## Given request
Return the records word for word. Any pictures in them are not part of the copy.

-- begin Source material --

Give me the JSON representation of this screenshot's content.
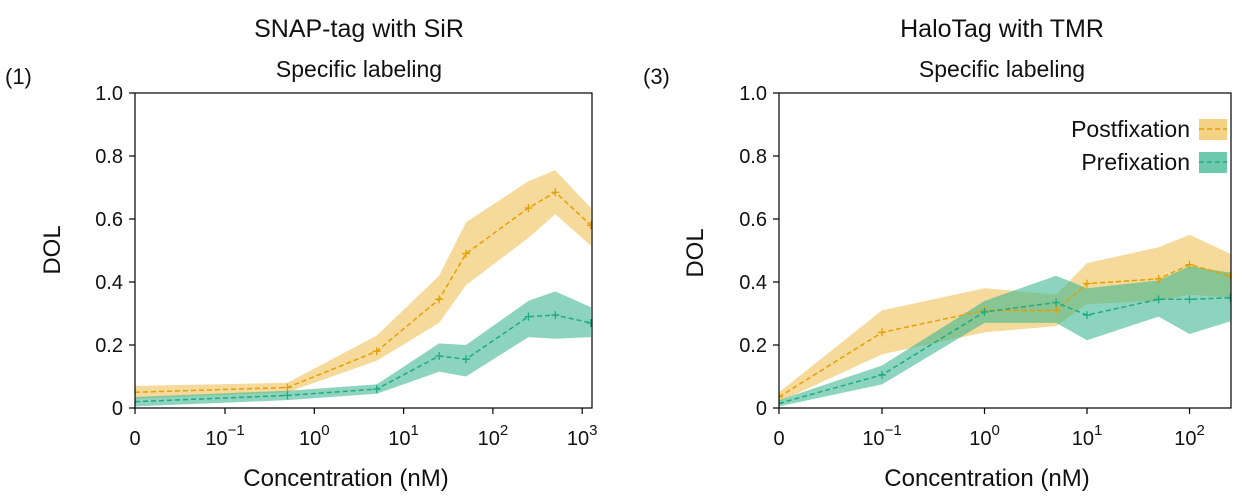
{
  "chart_data": [
    {
      "type": "line",
      "panel_label": "(1)",
      "title": "SNAP-tag with SiR",
      "subtitle": "Specific labeling",
      "xlabel": "Concentration (nM)",
      "ylabel": "DOL",
      "xscale": "symlog",
      "xlim": [
        0,
        1250
      ],
      "ylim": [
        0,
        1.0
      ],
      "x_ticks": [
        {
          "value": 0,
          "base": "0",
          "exp": ""
        },
        {
          "value": 0.1,
          "base": "10",
          "exp": "−1"
        },
        {
          "value": 1,
          "base": "10",
          "exp": "0"
        },
        {
          "value": 10,
          "base": "10",
          "exp": "1"
        },
        {
          "value": 100,
          "base": "10",
          "exp": "2"
        },
        {
          "value": 1000,
          "base": "10",
          "exp": "3"
        }
      ],
      "y_ticks": [
        {
          "value": 0,
          "label": "0"
        },
        {
          "value": 0.2,
          "label": "0.2"
        },
        {
          "value": 0.4,
          "label": "0.4"
        },
        {
          "value": 0.6,
          "label": "0.6"
        },
        {
          "value": 0.8,
          "label": "0.8"
        },
        {
          "value": 1.0,
          "label": "1.0"
        }
      ],
      "legend": null,
      "series": [
        {
          "name": "Postfixation",
          "color": "#E69F00",
          "fill": "#F0C15A",
          "x": [
            0,
            0.5,
            5,
            25,
            50,
            250,
            500,
            1250
          ],
          "y": [
            0.05,
            0.065,
            0.18,
            0.345,
            0.49,
            0.635,
            0.685,
            0.58
          ],
          "lower": [
            0.03,
            0.05,
            0.15,
            0.27,
            0.39,
            0.54,
            0.615,
            0.515
          ],
          "upper": [
            0.07,
            0.08,
            0.23,
            0.42,
            0.59,
            0.72,
            0.755,
            0.635
          ]
        },
        {
          "name": "Prefixation",
          "color": "#1EAB82",
          "fill": "#3FB891",
          "x": [
            0,
            0.5,
            5,
            25,
            50,
            250,
            500,
            1250
          ],
          "y": [
            0.02,
            0.04,
            0.06,
            0.165,
            0.155,
            0.29,
            0.295,
            0.27
          ],
          "lower": [
            0.005,
            0.025,
            0.045,
            0.115,
            0.1,
            0.225,
            0.22,
            0.225
          ],
          "upper": [
            0.035,
            0.055,
            0.075,
            0.205,
            0.2,
            0.34,
            0.37,
            0.32
          ]
        }
      ]
    },
    {
      "type": "line",
      "panel_label": "(3)",
      "title": "HaloTag with TMR",
      "subtitle": "Specific labeling",
      "xlabel": "Concentration (nM)",
      "ylabel": "DOL",
      "xscale": "symlog",
      "xlim": [
        0,
        250
      ],
      "ylim": [
        0,
        1.0
      ],
      "x_ticks": [
        {
          "value": 0,
          "base": "0",
          "exp": ""
        },
        {
          "value": 0.1,
          "base": "10",
          "exp": "−1"
        },
        {
          "value": 1,
          "base": "10",
          "exp": "0"
        },
        {
          "value": 10,
          "base": "10",
          "exp": "1"
        },
        {
          "value": 100,
          "base": "10",
          "exp": "2"
        }
      ],
      "y_ticks": [
        {
          "value": 0,
          "label": "0"
        },
        {
          "value": 0.2,
          "label": "0.2"
        },
        {
          "value": 0.4,
          "label": "0.4"
        },
        {
          "value": 0.6,
          "label": "0.6"
        },
        {
          "value": 0.8,
          "label": "0.8"
        },
        {
          "value": 1.0,
          "label": "1.0"
        }
      ],
      "legend": {
        "location": "top-right",
        "entries": [
          "Postfixation",
          "Prefixation"
        ]
      },
      "series": [
        {
          "name": "Postfixation",
          "color": "#E69F00",
          "fill": "#F0C15A",
          "x": [
            0,
            0.1,
            1,
            5,
            10,
            50,
            100,
            250
          ],
          "y": [
            0.035,
            0.24,
            0.31,
            0.31,
            0.395,
            0.41,
            0.455,
            0.42
          ],
          "lower": [
            0.02,
            0.17,
            0.24,
            0.26,
            0.33,
            0.34,
            0.36,
            0.35
          ],
          "upper": [
            0.05,
            0.31,
            0.38,
            0.36,
            0.46,
            0.51,
            0.55,
            0.49
          ]
        },
        {
          "name": "Prefixation",
          "color": "#1EAB82",
          "fill": "#3FB891",
          "x": [
            0,
            0.1,
            1,
            5,
            10,
            50,
            100,
            250
          ],
          "y": [
            0.015,
            0.105,
            0.305,
            0.335,
            0.295,
            0.345,
            0.345,
            0.35
          ],
          "lower": [
            0.005,
            0.075,
            0.27,
            0.27,
            0.215,
            0.29,
            0.235,
            0.275
          ],
          "upper": [
            0.025,
            0.135,
            0.34,
            0.42,
            0.38,
            0.405,
            0.45,
            0.43
          ]
        }
      ]
    }
  ]
}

-- end Source material --

## Result below
Give me the JSON representation of this screenshot's content.
{
  "chart_data": [
    {
      "type": "line",
      "panel_label": "(1)",
      "title": "SNAP-tag with SiR",
      "subtitle": "Specific labeling",
      "xlabel": "Concentration (nM)",
      "ylabel": "DOL",
      "xscale": "symlog",
      "xlim": [
        0,
        1250
      ],
      "ylim": [
        0,
        1.0
      ],
      "x_ticks": [
        {
          "value": 0,
          "base": "0",
          "exp": ""
        },
        {
          "value": 0.1,
          "base": "10",
          "exp": "−1"
        },
        {
          "value": 1,
          "base": "10",
          "exp": "0"
        },
        {
          "value": 10,
          "base": "10",
          "exp": "1"
        },
        {
          "value": 100,
          "base": "10",
          "exp": "2"
        },
        {
          "value": 1000,
          "base": "10",
          "exp": "3"
        }
      ],
      "y_ticks": [
        {
          "value": 0,
          "label": "0"
        },
        {
          "value": 0.2,
          "label": "0.2"
        },
        {
          "value": 0.4,
          "label": "0.4"
        },
        {
          "value": 0.6,
          "label": "0.6"
        },
        {
          "value": 0.8,
          "label": "0.8"
        },
        {
          "value": 1.0,
          "label": "1.0"
        }
      ],
      "legend": null,
      "series": [
        {
          "name": "Postfixation",
          "color": "#E69F00",
          "fill": "#F0C15A",
          "x": [
            0,
            0.5,
            5,
            25,
            50,
            250,
            500,
            1250
          ],
          "y": [
            0.05,
            0.065,
            0.18,
            0.345,
            0.49,
            0.635,
            0.685,
            0.58
          ],
          "lower": [
            0.03,
            0.05,
            0.15,
            0.27,
            0.39,
            0.54,
            0.615,
            0.515
          ],
          "upper": [
            0.07,
            0.08,
            0.23,
            0.42,
            0.59,
            0.72,
            0.755,
            0.635
          ]
        },
        {
          "name": "Prefixation",
          "color": "#1EAB82",
          "fill": "#3FB891",
          "x": [
            0,
            0.5,
            5,
            25,
            50,
            250,
            500,
            1250
          ],
          "y": [
            0.02,
            0.04,
            0.06,
            0.165,
            0.155,
            0.29,
            0.295,
            0.27
          ],
          "lower": [
            0.005,
            0.025,
            0.045,
            0.115,
            0.1,
            0.225,
            0.22,
            0.225
          ],
          "upper": [
            0.035,
            0.055,
            0.075,
            0.205,
            0.2,
            0.34,
            0.37,
            0.32
          ]
        }
      ]
    },
    {
      "type": "line",
      "panel_label": "(3)",
      "title": "HaloTag with TMR",
      "subtitle": "Specific labeling",
      "xlabel": "Concentration (nM)",
      "ylabel": "DOL",
      "xscale": "symlog",
      "xlim": [
        0,
        250
      ],
      "ylim": [
        0,
        1.0
      ],
      "x_ticks": [
        {
          "value": 0,
          "base": "0",
          "exp": ""
        },
        {
          "value": 0.1,
          "base": "10",
          "exp": "−1"
        },
        {
          "value": 1,
          "base": "10",
          "exp": "0"
        },
        {
          "value": 10,
          "base": "10",
          "exp": "1"
        },
        {
          "value": 100,
          "base": "10",
          "exp": "2"
        }
      ],
      "y_ticks": [
        {
          "value": 0,
          "label": "0"
        },
        {
          "value": 0.2,
          "label": "0.2"
        },
        {
          "value": 0.4,
          "label": "0.4"
        },
        {
          "value": 0.6,
          "label": "0.6"
        },
        {
          "value": 0.8,
          "label": "0.8"
        },
        {
          "value": 1.0,
          "label": "1.0"
        }
      ],
      "legend": {
        "location": "top-right",
        "entries": [
          "Postfixation",
          "Prefixation"
        ]
      },
      "series": [
        {
          "name": "Postfixation",
          "color": "#E69F00",
          "fill": "#F0C15A",
          "x": [
            0,
            0.1,
            1,
            5,
            10,
            50,
            100,
            250
          ],
          "y": [
            0.035,
            0.24,
            0.31,
            0.31,
            0.395,
            0.41,
            0.455,
            0.42
          ],
          "lower": [
            0.02,
            0.17,
            0.24,
            0.26,
            0.33,
            0.34,
            0.36,
            0.35
          ],
          "upper": [
            0.05,
            0.31,
            0.38,
            0.36,
            0.46,
            0.51,
            0.55,
            0.49
          ]
        },
        {
          "name": "Prefixation",
          "color": "#1EAB82",
          "fill": "#3FB891",
          "x": [
            0,
            0.1,
            1,
            5,
            10,
            50,
            100,
            250
          ],
          "y": [
            0.015,
            0.105,
            0.305,
            0.335,
            0.295,
            0.345,
            0.345,
            0.35
          ],
          "lower": [
            0.005,
            0.075,
            0.27,
            0.27,
            0.215,
            0.29,
            0.235,
            0.275
          ],
          "upper": [
            0.025,
            0.135,
            0.34,
            0.42,
            0.38,
            0.405,
            0.45,
            0.43
          ]
        }
      ]
    }
  ]
}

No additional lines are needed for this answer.